Each entry below is to be written out exactly, and the pictures are to be left out.

■ ■ ■ ■ ■

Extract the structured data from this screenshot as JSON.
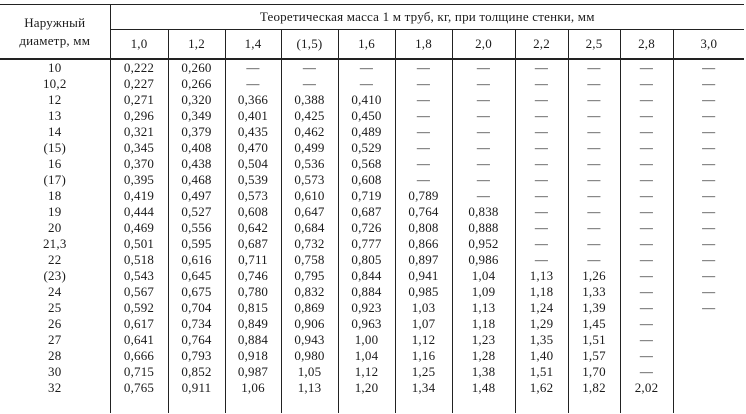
{
  "table": {
    "diameter_header_line1": "Наружный",
    "diameter_header_line2": "диаметр,  мм",
    "mass_header": "Теоретическая масса 1 м труб, кг, при толщине стенки, мм",
    "thickness_columns": [
      "1,0",
      "1,2",
      "1,4",
      "(1,5)",
      "1,6",
      "1,8",
      "2,0",
      "2,2",
      "2,5",
      "2,8",
      "3,0"
    ],
    "rows": [
      {
        "diameter": "10",
        "values": [
          "0,222",
          "0,260",
          "—",
          "—",
          "—",
          "—",
          "—",
          "—",
          "—",
          "—",
          "—"
        ]
      },
      {
        "diameter": "10,2",
        "values": [
          "0,227",
          "0,266",
          "—",
          "—",
          "—",
          "—",
          "—",
          "—",
          "—",
          "—",
          "—"
        ]
      },
      {
        "diameter": "12",
        "values": [
          "0,271",
          "0,320",
          "0,366",
          "0,388",
          "0,410",
          "—",
          "—",
          "—",
          "—",
          "—",
          "—"
        ]
      },
      {
        "diameter": "13",
        "values": [
          "0,296",
          "0,349",
          "0,401",
          "0,425",
          "0,450",
          "—",
          "—",
          "—",
          "—",
          "—",
          "—"
        ]
      },
      {
        "diameter": "14",
        "values": [
          "0,321",
          "0,379",
          "0,435",
          "0,462",
          "0,489",
          "—",
          "—",
          "—",
          "—",
          "—",
          "—"
        ]
      },
      {
        "diameter": "(15)",
        "values": [
          "0,345",
          "0,408",
          "0,470",
          "0,499",
          "0,529",
          "—",
          "—",
          "—",
          "—",
          "—",
          "—"
        ]
      },
      {
        "diameter": "16",
        "values": [
          "0,370",
          "0,438",
          "0,504",
          "0,536",
          "0,568",
          "—",
          "—",
          "—",
          "—",
          "—",
          "—"
        ]
      },
      {
        "diameter": "(17)",
        "values": [
          "0,395",
          "0,468",
          "0,539",
          "0,573",
          "0,608",
          "—",
          "—",
          "—",
          "—",
          "—",
          "—"
        ]
      },
      {
        "diameter": "18",
        "values": [
          "0,419",
          "0,497",
          "0,573",
          "0,610",
          "0,719",
          "0,789",
          "—",
          "—",
          "—",
          "—",
          "—"
        ]
      },
      {
        "diameter": "19",
        "values": [
          "0,444",
          "0,527",
          "0,608",
          "0,647",
          "0,687",
          "0,764",
          "0,838",
          "—",
          "—",
          "—",
          "—"
        ]
      },
      {
        "diameter": "20",
        "values": [
          "0,469",
          "0,556",
          "0,642",
          "0,684",
          "0,726",
          "0,808",
          "0,888",
          "—",
          "—",
          "—",
          "—"
        ]
      },
      {
        "diameter": "21,3",
        "values": [
          "0,501",
          "0,595",
          "0,687",
          "0,732",
          "0,777",
          "0,866",
          "0,952",
          "—",
          "—",
          "—",
          "—"
        ]
      },
      {
        "diameter": "22",
        "values": [
          "0,518",
          "0,616",
          "0,711",
          "0,758",
          "0,805",
          "0,897",
          "0,986",
          "—",
          "—",
          "—",
          "—"
        ]
      },
      {
        "diameter": "(23)",
        "values": [
          "0,543",
          "0,645",
          "0,746",
          "0,795",
          "0,844",
          "0,941",
          "1,04",
          "1,13",
          "1,26",
          "—",
          "—"
        ]
      },
      {
        "diameter": "24",
        "values": [
          "0,567",
          "0,675",
          "0,780",
          "0,832",
          "0,884",
          "0,985",
          "1,09",
          "1,18",
          "1,33",
          "—",
          "—"
        ]
      },
      {
        "diameter": "25",
        "values": [
          "0,592",
          "0,704",
          "0,815",
          "0,869",
          "0,923",
          "1,03",
          "1,13",
          "1,24",
          "1,39",
          "—",
          "—"
        ]
      },
      {
        "diameter": "26",
        "values": [
          "0,617",
          "0,734",
          "0,849",
          "0,906",
          "0,963",
          "1,07",
          "1,18",
          "1,29",
          "1,45",
          "—",
          ""
        ]
      },
      {
        "diameter": "27",
        "values": [
          "0,641",
          "0,764",
          "0,884",
          "0,943",
          "1,00",
          "1,12",
          "1,23",
          "1,35",
          "1,51",
          "—",
          ""
        ]
      },
      {
        "diameter": "28",
        "values": [
          "0,666",
          "0,793",
          "0,918",
          "0,980",
          "1,04",
          "1,16",
          "1,28",
          "1,40",
          "1,57",
          "—",
          ""
        ]
      },
      {
        "diameter": "30",
        "values": [
          "0,715",
          "0,852",
          "0,987",
          "1,05",
          "1,12",
          "1,25",
          "1,38",
          "1,51",
          "1,70",
          "—",
          ""
        ]
      },
      {
        "diameter": "32",
        "values": [
          "0,765",
          "0,911",
          "1,06",
          "1,13",
          "1,20",
          "1,34",
          "1,48",
          "1,62",
          "1,82",
          "2,02",
          ""
        ]
      }
    ]
  }
}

■ ■ ■ ■ ■

:: PROBLEM SOLUTION ::
Extract the structured data from this screenshot as JSON.
{
  "table": {
    "diameter_header_line1": "Наружный",
    "diameter_header_line2": "диаметр,  мм",
    "mass_header": "Теоретическая масса 1 м труб, кг, при толщине стенки, мм",
    "thickness_columns": [
      "1,0",
      "1,2",
      "1,4",
      "(1,5)",
      "1,6",
      "1,8",
      "2,0",
      "2,2",
      "2,5",
      "2,8",
      "3,0"
    ],
    "rows": [
      {
        "diameter": "10",
        "values": [
          "0,222",
          "0,260",
          "—",
          "—",
          "—",
          "—",
          "—",
          "—",
          "—",
          "—",
          "—"
        ]
      },
      {
        "diameter": "10,2",
        "values": [
          "0,227",
          "0,266",
          "—",
          "—",
          "—",
          "—",
          "—",
          "—",
          "—",
          "—",
          "—"
        ]
      },
      {
        "diameter": "12",
        "values": [
          "0,271",
          "0,320",
          "0,366",
          "0,388",
          "0,410",
          "—",
          "—",
          "—",
          "—",
          "—",
          "—"
        ]
      },
      {
        "diameter": "13",
        "values": [
          "0,296",
          "0,349",
          "0,401",
          "0,425",
          "0,450",
          "—",
          "—",
          "—",
          "—",
          "—",
          "—"
        ]
      },
      {
        "diameter": "14",
        "values": [
          "0,321",
          "0,379",
          "0,435",
          "0,462",
          "0,489",
          "—",
          "—",
          "—",
          "—",
          "—",
          "—"
        ]
      },
      {
        "diameter": "(15)",
        "values": [
          "0,345",
          "0,408",
          "0,470",
          "0,499",
          "0,529",
          "—",
          "—",
          "—",
          "—",
          "—",
          "—"
        ]
      },
      {
        "diameter": "16",
        "values": [
          "0,370",
          "0,438",
          "0,504",
          "0,536",
          "0,568",
          "—",
          "—",
          "—",
          "—",
          "—",
          "—"
        ]
      },
      {
        "diameter": "(17)",
        "values": [
          "0,395",
          "0,468",
          "0,539",
          "0,573",
          "0,608",
          "—",
          "—",
          "—",
          "—",
          "—",
          "—"
        ]
      },
      {
        "diameter": "18",
        "values": [
          "0,419",
          "0,497",
          "0,573",
          "0,610",
          "0,719",
          "0,789",
          "—",
          "—",
          "—",
          "—",
          "—"
        ]
      },
      {
        "diameter": "19",
        "values": [
          "0,444",
          "0,527",
          "0,608",
          "0,647",
          "0,687",
          "0,764",
          "0,838",
          "—",
          "—",
          "—",
          "—"
        ]
      },
      {
        "diameter": "20",
        "values": [
          "0,469",
          "0,556",
          "0,642",
          "0,684",
          "0,726",
          "0,808",
          "0,888",
          "—",
          "—",
          "—",
          "—"
        ]
      },
      {
        "diameter": "21,3",
        "values": [
          "0,501",
          "0,595",
          "0,687",
          "0,732",
          "0,777",
          "0,866",
          "0,952",
          "—",
          "—",
          "—",
          "—"
        ]
      },
      {
        "diameter": "22",
        "values": [
          "0,518",
          "0,616",
          "0,711",
          "0,758",
          "0,805",
          "0,897",
          "0,986",
          "—",
          "—",
          "—",
          "—"
        ]
      },
      {
        "diameter": "(23)",
        "values": [
          "0,543",
          "0,645",
          "0,746",
          "0,795",
          "0,844",
          "0,941",
          "1,04",
          "1,13",
          "1,26",
          "—",
          "—"
        ]
      },
      {
        "diameter": "24",
        "values": [
          "0,567",
          "0,675",
          "0,780",
          "0,832",
          "0,884",
          "0,985",
          "1,09",
          "1,18",
          "1,33",
          "—",
          "—"
        ]
      },
      {
        "diameter": "25",
        "values": [
          "0,592",
          "0,704",
          "0,815",
          "0,869",
          "0,923",
          "1,03",
          "1,13",
          "1,24",
          "1,39",
          "—",
          "—"
        ]
      },
      {
        "diameter": "26",
        "values": [
          "0,617",
          "0,734",
          "0,849",
          "0,906",
          "0,963",
          "1,07",
          "1,18",
          "1,29",
          "1,45",
          "—",
          ""
        ]
      },
      {
        "diameter": "27",
        "values": [
          "0,641",
          "0,764",
          "0,884",
          "0,943",
          "1,00",
          "1,12",
          "1,23",
          "1,35",
          "1,51",
          "—",
          ""
        ]
      },
      {
        "diameter": "28",
        "values": [
          "0,666",
          "0,793",
          "0,918",
          "0,980",
          "1,04",
          "1,16",
          "1,28",
          "1,40",
          "1,57",
          "—",
          ""
        ]
      },
      {
        "diameter": "30",
        "values": [
          "0,715",
          "0,852",
          "0,987",
          "1,05",
          "1,12",
          "1,25",
          "1,38",
          "1,51",
          "1,70",
          "—",
          ""
        ]
      },
      {
        "diameter": "32",
        "values": [
          "0,765",
          "0,911",
          "1,06",
          "1,13",
          "1,20",
          "1,34",
          "1,48",
          "1,62",
          "1,82",
          "2,02",
          ""
        ]
      }
    ]
  }
}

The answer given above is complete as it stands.